--- Written task ---
Pull out every line below holding the word "name".

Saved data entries
:::::

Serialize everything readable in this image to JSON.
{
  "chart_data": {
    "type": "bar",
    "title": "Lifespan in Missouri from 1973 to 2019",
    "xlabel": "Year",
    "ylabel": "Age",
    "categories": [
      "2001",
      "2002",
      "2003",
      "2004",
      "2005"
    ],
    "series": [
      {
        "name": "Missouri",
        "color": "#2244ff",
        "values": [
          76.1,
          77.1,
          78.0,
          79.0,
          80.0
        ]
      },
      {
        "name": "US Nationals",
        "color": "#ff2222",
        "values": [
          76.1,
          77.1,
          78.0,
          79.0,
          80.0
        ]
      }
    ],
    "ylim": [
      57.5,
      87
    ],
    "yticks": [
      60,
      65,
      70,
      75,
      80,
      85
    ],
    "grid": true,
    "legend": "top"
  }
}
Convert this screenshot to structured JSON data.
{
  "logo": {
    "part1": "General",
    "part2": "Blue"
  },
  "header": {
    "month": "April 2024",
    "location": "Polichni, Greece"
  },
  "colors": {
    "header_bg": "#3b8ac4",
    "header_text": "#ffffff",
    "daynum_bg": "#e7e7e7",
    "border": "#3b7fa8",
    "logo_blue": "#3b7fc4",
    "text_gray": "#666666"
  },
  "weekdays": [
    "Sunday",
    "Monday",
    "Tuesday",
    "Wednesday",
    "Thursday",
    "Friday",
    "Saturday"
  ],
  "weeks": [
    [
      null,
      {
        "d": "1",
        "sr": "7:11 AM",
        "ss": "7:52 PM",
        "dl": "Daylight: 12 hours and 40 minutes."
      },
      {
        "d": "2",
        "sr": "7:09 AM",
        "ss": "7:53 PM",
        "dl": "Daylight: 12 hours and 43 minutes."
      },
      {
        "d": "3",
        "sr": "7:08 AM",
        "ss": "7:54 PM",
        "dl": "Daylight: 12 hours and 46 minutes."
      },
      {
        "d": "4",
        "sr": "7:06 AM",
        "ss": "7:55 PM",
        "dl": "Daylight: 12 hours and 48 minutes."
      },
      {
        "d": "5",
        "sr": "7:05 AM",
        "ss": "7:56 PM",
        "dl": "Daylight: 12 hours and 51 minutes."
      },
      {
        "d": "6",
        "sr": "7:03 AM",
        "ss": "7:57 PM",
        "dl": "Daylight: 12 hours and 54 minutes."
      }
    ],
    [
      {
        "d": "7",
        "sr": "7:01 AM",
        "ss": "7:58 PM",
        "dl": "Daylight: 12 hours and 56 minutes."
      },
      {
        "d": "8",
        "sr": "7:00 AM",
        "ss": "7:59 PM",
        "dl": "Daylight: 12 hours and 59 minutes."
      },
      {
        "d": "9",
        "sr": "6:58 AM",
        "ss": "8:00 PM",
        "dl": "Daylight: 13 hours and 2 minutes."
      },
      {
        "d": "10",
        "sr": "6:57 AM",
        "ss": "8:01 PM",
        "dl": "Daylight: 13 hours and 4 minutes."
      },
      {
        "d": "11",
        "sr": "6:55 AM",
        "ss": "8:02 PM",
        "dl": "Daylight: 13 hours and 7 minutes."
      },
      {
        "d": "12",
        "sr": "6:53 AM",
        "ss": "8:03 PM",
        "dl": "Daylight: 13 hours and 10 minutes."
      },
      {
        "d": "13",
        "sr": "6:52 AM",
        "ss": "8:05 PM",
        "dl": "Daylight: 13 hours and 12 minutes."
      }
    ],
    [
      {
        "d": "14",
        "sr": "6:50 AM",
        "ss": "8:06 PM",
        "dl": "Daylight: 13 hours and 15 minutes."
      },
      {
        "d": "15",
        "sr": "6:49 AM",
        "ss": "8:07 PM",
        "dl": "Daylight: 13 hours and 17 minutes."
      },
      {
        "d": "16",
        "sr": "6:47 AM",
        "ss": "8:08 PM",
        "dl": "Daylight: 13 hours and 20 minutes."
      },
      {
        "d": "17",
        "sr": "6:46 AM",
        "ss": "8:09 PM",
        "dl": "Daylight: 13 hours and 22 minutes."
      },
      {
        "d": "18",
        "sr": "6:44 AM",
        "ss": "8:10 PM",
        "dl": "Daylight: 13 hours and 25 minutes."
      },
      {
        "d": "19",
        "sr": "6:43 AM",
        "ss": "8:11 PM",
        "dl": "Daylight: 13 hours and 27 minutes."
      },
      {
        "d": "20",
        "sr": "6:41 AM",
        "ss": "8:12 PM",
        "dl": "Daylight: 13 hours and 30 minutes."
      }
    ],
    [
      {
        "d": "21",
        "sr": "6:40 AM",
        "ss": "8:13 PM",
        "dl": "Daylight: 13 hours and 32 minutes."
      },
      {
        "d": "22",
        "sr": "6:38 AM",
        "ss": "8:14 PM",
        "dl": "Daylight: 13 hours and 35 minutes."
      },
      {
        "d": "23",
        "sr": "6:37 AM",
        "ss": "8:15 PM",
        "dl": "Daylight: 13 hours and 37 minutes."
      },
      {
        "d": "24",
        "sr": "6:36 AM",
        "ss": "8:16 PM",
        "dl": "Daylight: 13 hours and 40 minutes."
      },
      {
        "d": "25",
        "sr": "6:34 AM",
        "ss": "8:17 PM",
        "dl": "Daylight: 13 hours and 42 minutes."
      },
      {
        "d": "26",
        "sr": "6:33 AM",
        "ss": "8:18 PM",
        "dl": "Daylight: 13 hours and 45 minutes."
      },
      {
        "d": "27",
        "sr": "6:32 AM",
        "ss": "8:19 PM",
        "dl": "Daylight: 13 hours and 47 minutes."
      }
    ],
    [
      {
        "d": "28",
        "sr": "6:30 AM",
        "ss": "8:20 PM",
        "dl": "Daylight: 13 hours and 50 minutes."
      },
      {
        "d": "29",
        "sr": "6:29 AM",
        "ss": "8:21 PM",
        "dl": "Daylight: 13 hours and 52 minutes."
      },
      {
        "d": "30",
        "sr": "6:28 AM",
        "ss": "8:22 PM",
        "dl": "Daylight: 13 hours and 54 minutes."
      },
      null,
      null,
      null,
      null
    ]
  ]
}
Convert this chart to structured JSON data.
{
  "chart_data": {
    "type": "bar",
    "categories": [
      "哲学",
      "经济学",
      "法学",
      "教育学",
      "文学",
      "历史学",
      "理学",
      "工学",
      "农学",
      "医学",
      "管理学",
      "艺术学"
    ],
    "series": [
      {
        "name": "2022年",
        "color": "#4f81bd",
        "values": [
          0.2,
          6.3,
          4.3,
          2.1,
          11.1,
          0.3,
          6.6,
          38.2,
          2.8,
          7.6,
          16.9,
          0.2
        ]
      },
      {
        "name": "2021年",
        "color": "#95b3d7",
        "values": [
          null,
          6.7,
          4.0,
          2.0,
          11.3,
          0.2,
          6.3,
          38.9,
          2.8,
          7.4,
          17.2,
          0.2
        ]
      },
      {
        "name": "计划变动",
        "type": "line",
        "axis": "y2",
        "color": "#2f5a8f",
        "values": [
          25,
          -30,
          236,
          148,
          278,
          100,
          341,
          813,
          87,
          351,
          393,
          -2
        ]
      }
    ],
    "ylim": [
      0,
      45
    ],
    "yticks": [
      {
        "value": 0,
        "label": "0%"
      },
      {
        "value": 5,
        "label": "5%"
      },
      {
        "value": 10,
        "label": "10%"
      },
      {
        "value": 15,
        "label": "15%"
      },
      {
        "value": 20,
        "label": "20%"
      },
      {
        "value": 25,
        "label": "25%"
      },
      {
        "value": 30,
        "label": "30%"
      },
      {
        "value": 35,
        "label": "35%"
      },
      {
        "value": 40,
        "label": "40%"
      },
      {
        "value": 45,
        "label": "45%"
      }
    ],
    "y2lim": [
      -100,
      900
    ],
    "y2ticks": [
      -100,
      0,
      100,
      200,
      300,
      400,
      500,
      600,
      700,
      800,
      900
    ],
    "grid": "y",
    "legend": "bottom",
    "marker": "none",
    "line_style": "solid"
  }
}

:::::

--- Solution below ---
        "name": "Missouri",
        "name": "US Nationals",
        "name": "2022年",
        "name": "2021年",
        "name": "计划变动",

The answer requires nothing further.